## GIVEN TASK
State the number of lines that contain "from", with no other text.

## EXTRACTED DATA
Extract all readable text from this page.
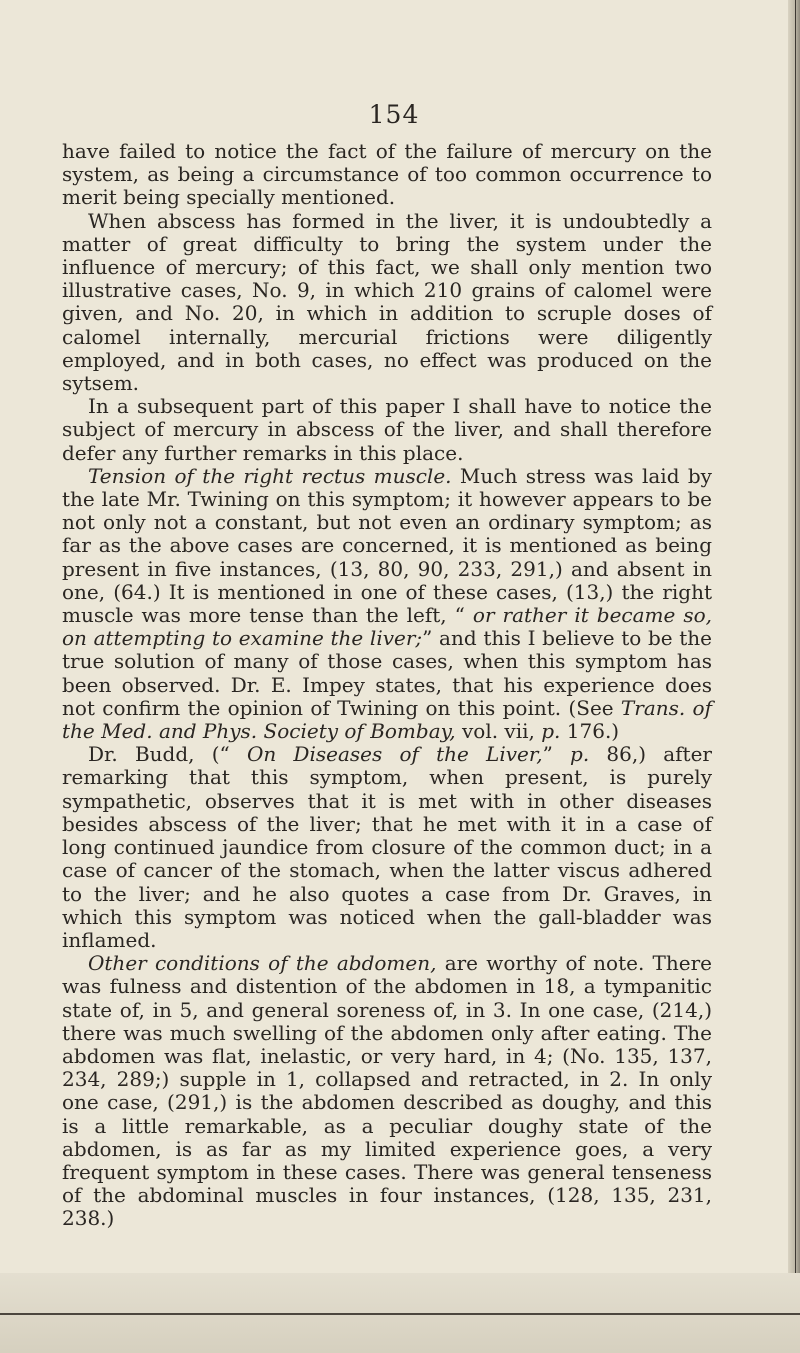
154

have failed to notice the fact of the failure of mercury on the system, as being a circumstance of too common occurrence to merit being specially mentioned.

When abscess has formed in the liver, it is undoubtedly a matter of great difficulty to bring the system under the influence of mercury; of this fact, we shall only mention two illustrative cases, No. 9, in which 210 grains of calomel were given, and No. 20, in which in addition to scruple doses of calomel internally, mercurial frictions were diligently employed, and in both cases, no effect was produced on the sytsem.

In a subsequent part of this paper I shall have to notice the subject of mercury in abscess of the liver, and shall therefore defer any further remarks in this place.

Tension of the right rectus muscle. Much stress was laid by the late Mr. Twining on this symptom; it however appears to be not only not a constant, but not even an ordinary symptom; as far as the above cases are concerned, it is mentioned as being present in five instances, (13, 80, 90, 233, 291,) and absent in one, (64.) It is mentioned in one of these cases, (13,) the right muscle was more tense than the left, “ or rather it became so, on attempting to examine the liver;” and this I believe to be the true solution of many of those cases, when this symptom has been observed. Dr. E. Impey states, that his experience does not confirm the opinion of Twining on this point. (See Trans. of the Med. and Phys. Society of Bombay, vol. vii, p. 176.)

Dr. Budd, (“ On Diseases of the Liver,” p. 86,) after remarking that this symptom, when present, is purely sympathetic, observes that it is met with in other diseases besides abscess of the liver; that he met with it in a case of long continued jaundice from closure of the common duct; in a case of cancer of the stomach, when the latter viscus adhered to the liver; and he also quotes a case from Dr. Graves, in which this symptom was noticed when the gall-bladder was inflamed.

Other conditions of the abdomen, are worthy of note. There was fulness and distention of the abdomen in 18, a tympanitic state of, in 5, and general soreness of, in 3. In one case, (214,) there was much swelling of the abdomen only after eating. The abdomen was flat, inelastic, or very hard, in 4; (No. 135, 137, 234, 289;) supple in 1, collapsed and retracted, in 2. In only one case, (291,) is the abdomen described as doughy, and this is a little remarkable, as a peculiar doughy state of the abdomen, is as far as my limited experience goes, a very frequent symptom in these cases. There was general tenseness of the abdominal muscles in four instances, (128, 135, 231, 238.)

## RESULT FOR THIS EXERCISE
2